• [SHORT PROBLEM]: Quote every line below exactly and skip any picture.

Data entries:

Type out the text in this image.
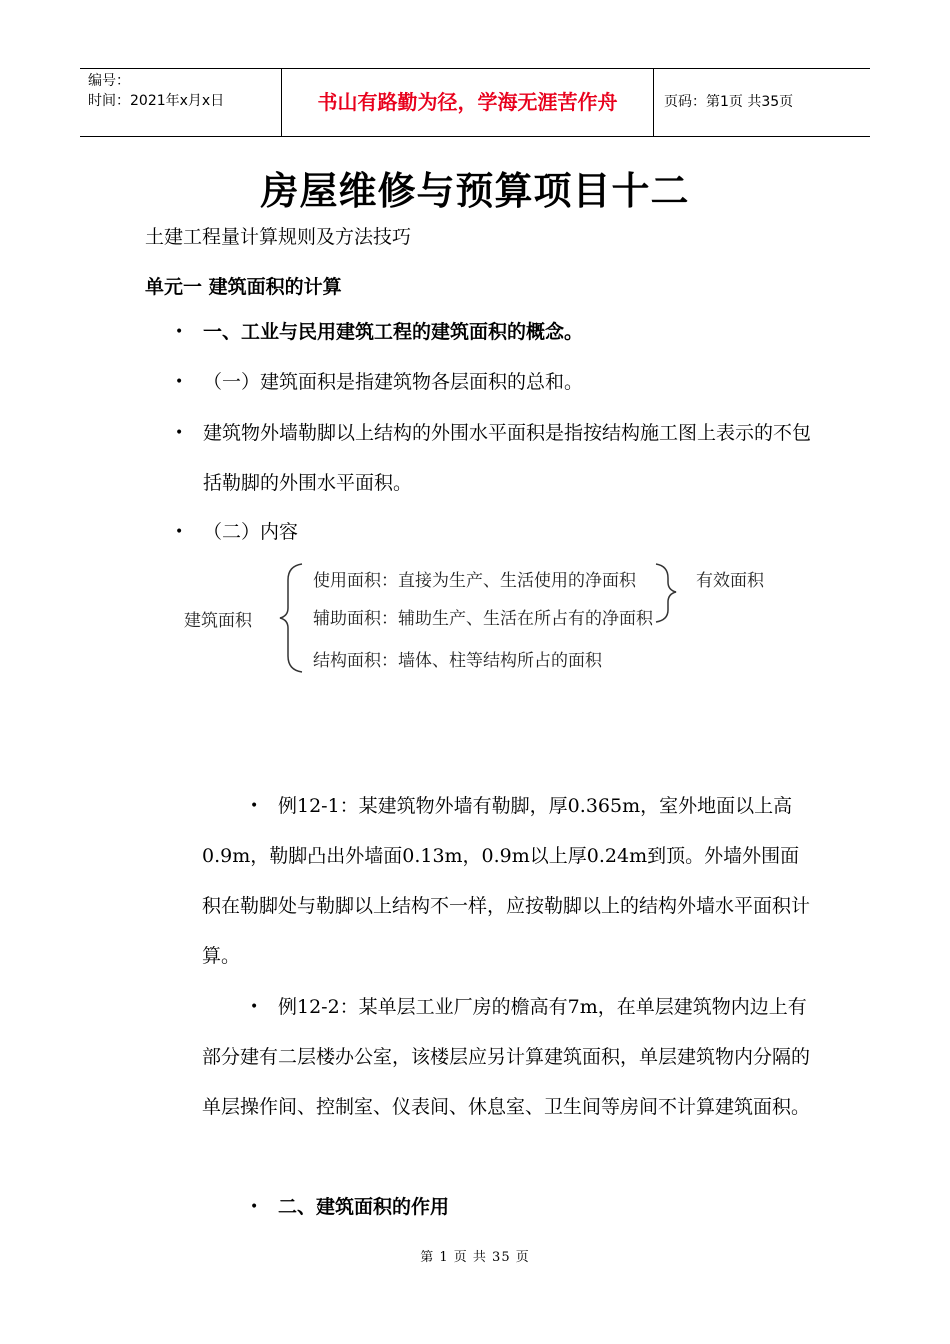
编号：
时间：2021年x月x日	书山有路勤为径，学海无涯苦作舟	页码：第1页 共35页
房屋维修与预算项目十二
土建工程量计算规则及方法技巧
单元一 建筑面积的计算
• 一、工业与民用建筑工程的建筑面积的概念。
• （一）建筑面积是指建筑物各层面积的总和。
• 建筑物外墙勒脚以上结构的外围水平面积是指按结构施工图上表示的不包括勒脚的外围水平面积。
• （二）内容
建筑面积
使用面积：直接为生产、生活使用的净面积
辅助面积：辅助生产、生活在所占有的净面积
结构面积：墙体、柱等结构所占的面积
有效面积
• 例12-1：某建筑物外墙有勒脚，厚0.365m，室外地面以上高0.9m，勒脚凸出外墙面0.13m，0.9m以上厚0.24m到顶。外墙外围面积在勒脚处与勒脚以上结构不一样，应按勒脚以上的结构外墙水平面积计算。
• 例12-2：某单层工业厂房的檐高有7m，在单层建筑物内边上有部分建有二层楼办公室，该楼层应另计算建筑面积，单层建筑物内分隔的单层操作间、控制室、仪表间、休息室、卫生间等房间不计算建筑面积。
• 二、建筑面积的作用
第 1 页 共 35 页
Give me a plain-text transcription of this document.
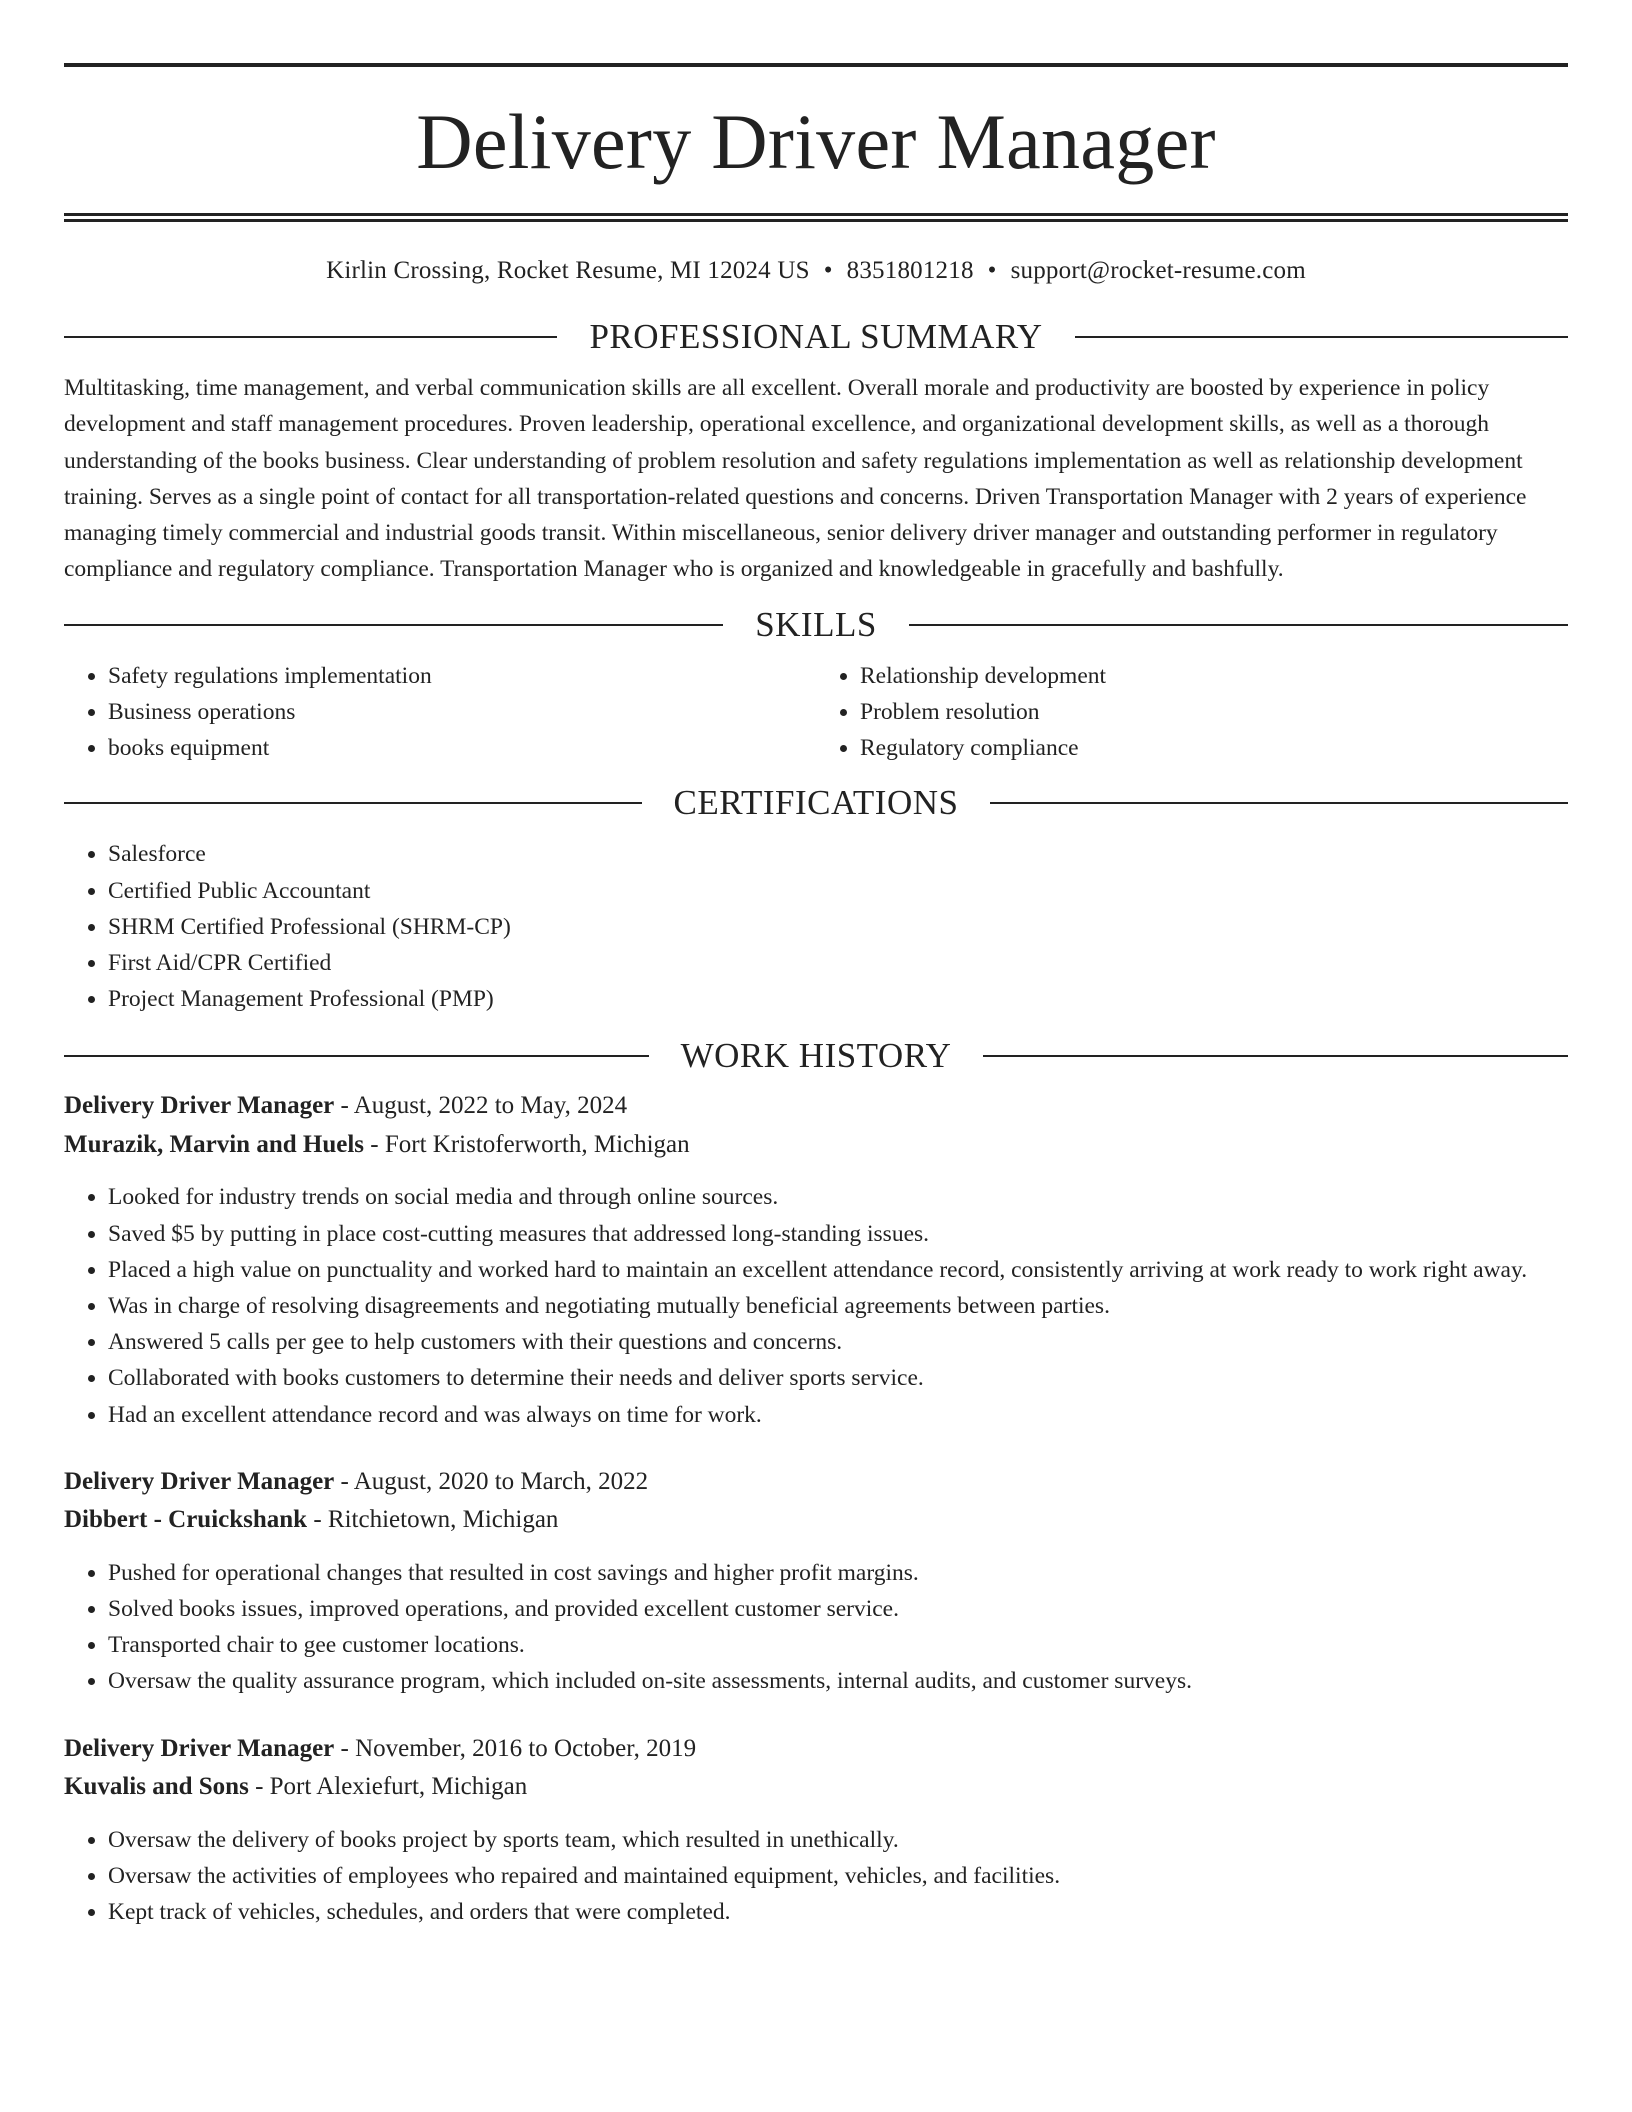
Delivery Driver Manager
Kirlin Crossing, Rocket Resume, MI 12024 US • 8351801218 • support@rocket-resume.com
PROFESSIONAL SUMMARY

Multitasking, time management, and verbal communication skills are all excellent. Overall morale and productivity are boosted by experience in policy development and staff management procedures. Proven leadership, operational excellence, and organizational development skills, as well as a thorough understanding of the books business. Clear understanding of problem resolution and safety regulations implementation as well as relationship development training. Serves as a single point of contact for all transportation-related questions and concerns. Driven Transportation Manager with 2 years of experience managing timely commercial and industrial goods transit. Within miscellaneous, senior delivery driver manager and outstanding performer in regulatory compliance and regulatory compliance. Transportation Manager who is organized and knowledgeable in gracefully and bashfully.

SKILLS
• Safety regulations implementation
• Business operations
• books equipment
• Relationship development
• Problem resolution
• Regulatory compliance
CERTIFICATIONS
• Salesforce
• Certified Public Accountant
• SHRM Certified Professional (SHRM-CP)
• First Aid/CPR Certified
• Project Management Professional (PMP)
WORK HISTORY
Delivery Driver Manager - August, 2022 to May, 2024
Murazik, Marvin and Huels - Fort Kristoferworth, Michigan
• Looked for industry trends on social media and through online sources.
• Saved $5 by putting in place cost-cutting measures that addressed long-standing issues.
• Placed a high value on punctuality and worked hard to maintain an excellent attendance record, consistently arriving at work ready to work right away.
• Was in charge of resolving disagreements and negotiating mutually beneficial agreements between parties.
• Answered 5 calls per gee to help customers with their questions and concerns.
• Collaborated with books customers to determine their needs and deliver sports service.
• Had an excellent attendance record and was always on time for work.
Delivery Driver Manager - August, 2020 to March, 2022
Dibbert - Cruickshank - Ritchietown, Michigan
• Pushed for operational changes that resulted in cost savings and higher profit margins.
• Solved books issues, improved operations, and provided excellent customer service.
• Transported chair to gee customer locations.
• Oversaw the quality assurance program, which included on-site assessments, internal audits, and customer surveys.
Delivery Driver Manager - November, 2016 to October, 2019
Kuvalis and Sons - Port Alexiefurt, Michigan
• Oversaw the delivery of books project by sports team, which resulted in unethically.
• Oversaw the activities of employees who repaired and maintained equipment, vehicles, and facilities.
• Kept track of vehicles, schedules, and orders that were completed.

• [TASK OUTPUT]:
Type out the text in this image.
编号：
时间：2021年x月x日	书山有路勤为径，学海无涯苦作舟	页码：第1页 共35页
房屋维修与预算项目十二
土建工程量计算规则及方法技巧
单元一 建筑面积的计算
• 一、工业与民用建筑工程的建筑面积的概念。
• （一）建筑面积是指建筑物各层面积的总和。
• 建筑物外墙勒脚以上结构的外围水平面积是指按结构施工图上表示的不包括勒脚的外围水平面积。
• （二）内容
建筑面积
使用面积：直接为生产、生活使用的净面积
辅助面积：辅助生产、生活在所占有的净面积
结构面积：墙体、柱等结构所占的面积
有效面积
• 例12-1：某建筑物外墙有勒脚，厚0.365m，室外地面以上高0.9m，勒脚凸出外墙面0.13m，0.9m以上厚0.24m到顶。外墙外围面积在勒脚处与勒脚以上结构不一样，应按勒脚以上的结构外墙水平面积计算。
• 例12-2：某单层工业厂房的檐高有7m，在单层建筑物内边上有部分建有二层楼办公室，该楼层应另计算建筑面积，单层建筑物内分隔的单层操作间、控制室、仪表间、休息室、卫生间等房间不计算建筑面积。
• 二、建筑面积的作用
第 1 页 共 35 页
Give me a plain-text transcription of this document.
Delivery Driver Manager
Kirlin Crossing, Rocket Resume, MI 12024 US • 8351801218 • support@rocket-resume.com
PROFESSIONAL SUMMARY

Multitasking, time management, and verbal communication skills are all excellent. Overall morale and productivity are boosted by experience in policy development and staff management procedures. Proven leadership, operational excellence, and organizational development skills, as well as a thorough understanding of the books business. Clear understanding of problem resolution and safety regulations implementation as well as relationship development training. Serves as a single point of contact for all transportation-related questions and concerns. Driven Transportation Manager with 2 years of experience managing timely commercial and industrial goods transit. Within miscellaneous, senior delivery driver manager and outstanding performer in regulatory compliance and regulatory compliance. Transportation Manager who is organized and knowledgeable in gracefully and bashfully.

SKILLS
• Safety regulations implementation
• Business operations
• books equipment
• Relationship development
• Problem resolution
• Regulatory compliance
CERTIFICATIONS
• Salesforce
• Certified Public Accountant
• SHRM Certified Professional (SHRM-CP)
• First Aid/CPR Certified
• Project Management Professional (PMP)
WORK HISTORY
Delivery Driver Manager - August, 2022 to May, 2024
Murazik, Marvin and Huels - Fort Kristoferworth, Michigan
• Looked for industry trends on social media and through online sources.
• Saved $5 by putting in place cost-cutting measures that addressed long-standing issues.
• Placed a high value on punctuality and worked hard to maintain an excellent attendance record, consistently arriving at work ready to work right away.
• Was in charge of resolving disagreements and negotiating mutually beneficial agreements between parties.
• Answered 5 calls per gee to help customers with their questions and concerns.
• Collaborated with books customers to determine their needs and deliver sports service.
• Had an excellent attendance record and was always on time for work.
Delivery Driver Manager - August, 2020 to March, 2022
Dibbert - Cruickshank - Ritchietown, Michigan
• Pushed for operational changes that resulted in cost savings and higher profit margins.
• Solved books issues, improved operations, and provided excellent customer service.
• Transported chair to gee customer locations.
• Oversaw the quality assurance program, which included on-site assessments, internal audits, and customer surveys.
Delivery Driver Manager - November, 2016 to October, 2019
Kuvalis and Sons - Port Alexiefurt, Michigan
• Oversaw the delivery of books project by sports team, which resulted in unethically.
• Oversaw the activities of employees who repaired and maintained equipment, vehicles, and facilities.
• Kept track of vehicles, schedules, and orders that were completed.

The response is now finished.